:: EXTRACTED ENTRIES ::
|---|
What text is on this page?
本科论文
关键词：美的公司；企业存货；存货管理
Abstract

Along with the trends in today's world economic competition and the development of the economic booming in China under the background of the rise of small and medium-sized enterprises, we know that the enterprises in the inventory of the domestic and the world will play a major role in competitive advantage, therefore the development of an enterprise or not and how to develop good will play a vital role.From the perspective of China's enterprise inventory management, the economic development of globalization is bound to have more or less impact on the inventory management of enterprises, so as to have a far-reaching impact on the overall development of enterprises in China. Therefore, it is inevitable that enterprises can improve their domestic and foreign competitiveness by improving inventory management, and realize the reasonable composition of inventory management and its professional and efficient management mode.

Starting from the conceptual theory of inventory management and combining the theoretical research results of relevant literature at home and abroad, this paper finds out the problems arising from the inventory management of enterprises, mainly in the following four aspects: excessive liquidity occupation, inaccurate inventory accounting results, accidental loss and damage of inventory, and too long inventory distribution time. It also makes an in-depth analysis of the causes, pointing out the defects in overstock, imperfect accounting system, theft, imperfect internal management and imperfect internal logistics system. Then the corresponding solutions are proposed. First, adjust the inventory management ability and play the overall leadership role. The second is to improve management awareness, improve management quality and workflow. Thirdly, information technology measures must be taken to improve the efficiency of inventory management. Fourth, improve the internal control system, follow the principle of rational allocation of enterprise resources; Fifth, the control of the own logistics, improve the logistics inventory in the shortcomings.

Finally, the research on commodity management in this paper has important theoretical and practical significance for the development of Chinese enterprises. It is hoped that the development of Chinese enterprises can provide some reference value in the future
|---|
:: GIVEN TASK ::
Each line in the material above must be retyped without alteration.

:: RESPONSE TO THE EXERCISE ::
What text is on this page?
本科论文
关键词：美的公司；企业存货；存货管理
Abstract

Along with the trends in today's world economic competition and the development of the economic booming in China under the background of the rise of small and medium-sized enterprises, we know that the enterprises in the inventory of the domestic and the world will play a major role in competitive advantage, therefore the development of an enterprise or not and how to develop good will play a vital role.From the perspective of China's enterprise inventory management, the economic development of globalization is bound to have more or less impact on the inventory management of enterprises, so as to have a far-reaching impact on the overall development of enterprises in China. Therefore, it is inevitable that enterprises can improve their domestic and foreign competitiveness by improving inventory management, and realize the reasonable composition of inventory management and its professional and efficient management mode.

Starting from the conceptual theory of inventory management and combining the theoretical research results of relevant literature at home and abroad, this paper finds out the problems arising from the inventory management of enterprises, mainly in the following four aspects: excessive liquidity occupation, inaccurate inventory accounting results, accidental loss and damage of inventory, and too long inventory distribution time. It also makes an in-depth analysis of the causes, pointing out the defects in overstock, imperfect accounting system, theft, imperfect internal management and imperfect internal logistics system. Then the corresponding solutions are proposed. First, adjust the inventory management ability and play the overall leadership role. The second is to improve management awareness, improve management quality and workflow. Thirdly, information technology measures must be taken to improve the efficiency of inventory management. Fourth, improve the internal control system, follow the principle of rational allocation of enterprise resources; Fifth, the control of the own logistics, improve the logistics inventory in the shortcomings.

Finally, the research on commodity management in this paper has important theoretical and practical significance for the development of Chinese enterprises. It is hoped that the development of Chinese enterprises can provide some reference value in the future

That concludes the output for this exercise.